◆ PROMPT ◆
Recast the rows from the first one through the line containing "8, 480, 18]", both included, as a JSON list of strings with one string per line and blank lines omitted.

[start GIVEN INFORMATION]

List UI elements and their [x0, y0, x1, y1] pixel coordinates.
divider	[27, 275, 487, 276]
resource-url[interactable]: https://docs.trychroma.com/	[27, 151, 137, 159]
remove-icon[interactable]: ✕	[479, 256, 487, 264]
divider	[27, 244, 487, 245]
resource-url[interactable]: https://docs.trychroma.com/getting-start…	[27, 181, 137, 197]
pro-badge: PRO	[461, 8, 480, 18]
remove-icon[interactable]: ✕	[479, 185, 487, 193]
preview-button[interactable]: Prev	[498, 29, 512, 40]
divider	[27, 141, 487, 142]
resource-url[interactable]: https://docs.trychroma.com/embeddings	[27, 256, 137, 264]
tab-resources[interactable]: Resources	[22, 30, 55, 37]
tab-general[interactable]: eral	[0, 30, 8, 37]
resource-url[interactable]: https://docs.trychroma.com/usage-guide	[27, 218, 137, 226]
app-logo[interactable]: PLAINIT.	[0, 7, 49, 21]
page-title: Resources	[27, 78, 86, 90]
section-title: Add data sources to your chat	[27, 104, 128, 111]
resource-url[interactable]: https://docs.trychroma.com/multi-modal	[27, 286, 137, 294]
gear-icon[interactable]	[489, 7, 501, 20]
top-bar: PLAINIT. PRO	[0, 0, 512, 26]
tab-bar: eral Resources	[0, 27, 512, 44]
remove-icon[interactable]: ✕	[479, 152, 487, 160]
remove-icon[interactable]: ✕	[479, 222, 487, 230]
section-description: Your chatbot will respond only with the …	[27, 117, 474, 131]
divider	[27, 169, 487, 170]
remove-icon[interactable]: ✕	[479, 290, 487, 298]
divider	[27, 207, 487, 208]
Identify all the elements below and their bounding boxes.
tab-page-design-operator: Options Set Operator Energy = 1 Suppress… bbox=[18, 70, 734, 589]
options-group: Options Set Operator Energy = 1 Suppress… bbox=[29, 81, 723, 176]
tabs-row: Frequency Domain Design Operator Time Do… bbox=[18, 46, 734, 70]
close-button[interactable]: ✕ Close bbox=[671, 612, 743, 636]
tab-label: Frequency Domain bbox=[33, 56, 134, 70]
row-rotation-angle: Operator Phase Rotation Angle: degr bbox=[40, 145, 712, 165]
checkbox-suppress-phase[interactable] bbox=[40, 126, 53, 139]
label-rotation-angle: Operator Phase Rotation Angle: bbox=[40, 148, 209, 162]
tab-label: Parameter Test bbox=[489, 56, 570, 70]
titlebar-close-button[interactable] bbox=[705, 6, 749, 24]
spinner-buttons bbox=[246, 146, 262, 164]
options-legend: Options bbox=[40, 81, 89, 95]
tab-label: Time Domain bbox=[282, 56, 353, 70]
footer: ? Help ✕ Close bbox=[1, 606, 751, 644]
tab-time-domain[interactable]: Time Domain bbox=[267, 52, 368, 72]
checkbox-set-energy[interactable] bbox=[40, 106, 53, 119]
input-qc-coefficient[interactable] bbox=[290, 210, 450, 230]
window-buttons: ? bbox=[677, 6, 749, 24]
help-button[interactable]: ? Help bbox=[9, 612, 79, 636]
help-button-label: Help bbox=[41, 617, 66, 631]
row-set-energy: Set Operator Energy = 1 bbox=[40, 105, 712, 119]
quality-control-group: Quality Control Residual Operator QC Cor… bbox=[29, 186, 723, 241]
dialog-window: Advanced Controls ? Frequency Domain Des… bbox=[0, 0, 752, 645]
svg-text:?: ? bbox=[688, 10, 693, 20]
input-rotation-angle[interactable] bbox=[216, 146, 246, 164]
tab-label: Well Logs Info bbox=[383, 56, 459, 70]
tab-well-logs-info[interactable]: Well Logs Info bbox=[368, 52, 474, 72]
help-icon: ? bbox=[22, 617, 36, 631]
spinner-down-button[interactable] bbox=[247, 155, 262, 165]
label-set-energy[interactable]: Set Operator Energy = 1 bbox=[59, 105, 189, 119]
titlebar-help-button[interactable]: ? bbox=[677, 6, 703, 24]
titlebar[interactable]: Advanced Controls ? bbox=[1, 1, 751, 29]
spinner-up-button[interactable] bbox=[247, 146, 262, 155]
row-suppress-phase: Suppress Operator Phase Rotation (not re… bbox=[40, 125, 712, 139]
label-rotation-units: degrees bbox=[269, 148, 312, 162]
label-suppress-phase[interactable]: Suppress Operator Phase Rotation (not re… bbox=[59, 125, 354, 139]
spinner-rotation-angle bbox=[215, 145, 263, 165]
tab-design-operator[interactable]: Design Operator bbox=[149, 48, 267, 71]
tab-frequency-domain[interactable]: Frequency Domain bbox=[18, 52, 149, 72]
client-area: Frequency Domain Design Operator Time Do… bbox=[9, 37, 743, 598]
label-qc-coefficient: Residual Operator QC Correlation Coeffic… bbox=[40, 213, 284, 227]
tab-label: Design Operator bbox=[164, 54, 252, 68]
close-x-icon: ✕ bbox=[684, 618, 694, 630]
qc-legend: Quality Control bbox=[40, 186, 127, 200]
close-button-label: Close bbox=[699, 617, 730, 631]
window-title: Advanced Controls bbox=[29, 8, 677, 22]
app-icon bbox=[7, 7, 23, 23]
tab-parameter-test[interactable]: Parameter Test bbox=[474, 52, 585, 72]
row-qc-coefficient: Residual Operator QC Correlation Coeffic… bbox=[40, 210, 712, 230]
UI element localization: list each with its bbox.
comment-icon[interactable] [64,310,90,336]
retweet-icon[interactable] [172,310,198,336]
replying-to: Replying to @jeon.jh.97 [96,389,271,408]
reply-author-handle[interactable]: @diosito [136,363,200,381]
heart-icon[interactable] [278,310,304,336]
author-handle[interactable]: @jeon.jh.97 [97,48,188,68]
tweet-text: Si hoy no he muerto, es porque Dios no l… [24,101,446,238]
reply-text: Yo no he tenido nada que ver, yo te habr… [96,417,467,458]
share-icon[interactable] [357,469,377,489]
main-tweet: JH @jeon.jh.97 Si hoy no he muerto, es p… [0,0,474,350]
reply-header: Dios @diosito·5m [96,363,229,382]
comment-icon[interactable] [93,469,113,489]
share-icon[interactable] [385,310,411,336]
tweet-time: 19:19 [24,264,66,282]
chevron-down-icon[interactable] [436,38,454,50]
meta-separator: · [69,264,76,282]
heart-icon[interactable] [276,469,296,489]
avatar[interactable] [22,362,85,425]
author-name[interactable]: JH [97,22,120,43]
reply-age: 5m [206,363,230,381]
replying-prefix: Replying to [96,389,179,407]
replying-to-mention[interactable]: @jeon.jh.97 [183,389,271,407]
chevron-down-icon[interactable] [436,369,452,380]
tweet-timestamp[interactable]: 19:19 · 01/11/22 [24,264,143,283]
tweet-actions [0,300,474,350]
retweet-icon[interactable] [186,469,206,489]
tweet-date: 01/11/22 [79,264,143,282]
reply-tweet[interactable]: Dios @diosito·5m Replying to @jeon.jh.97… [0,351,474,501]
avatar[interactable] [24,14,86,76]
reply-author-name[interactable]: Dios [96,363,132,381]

[end GIVEN INFORMATION]

◆ RESULT ◆
[
  "List UI elements and their [x0, y0, x1, y1] pixel coordinates.",
  "divider\t[27, 275, 487, 276]",
  "resource-url[interactable]: https://docs.trychroma.com/\t[27, 151, 137, 159]",
  "remove-icon[interactable]: ✕\t[479, 256, 487, 264]",
  "divider\t[27, 244, 487, 245]",
  "resource-url[interactable]: https://docs.trychroma.com/getting-start…\t[27, 181, 137, 197]",
  "pro-badge: PRO\t[461, 8, 480, 18]"
]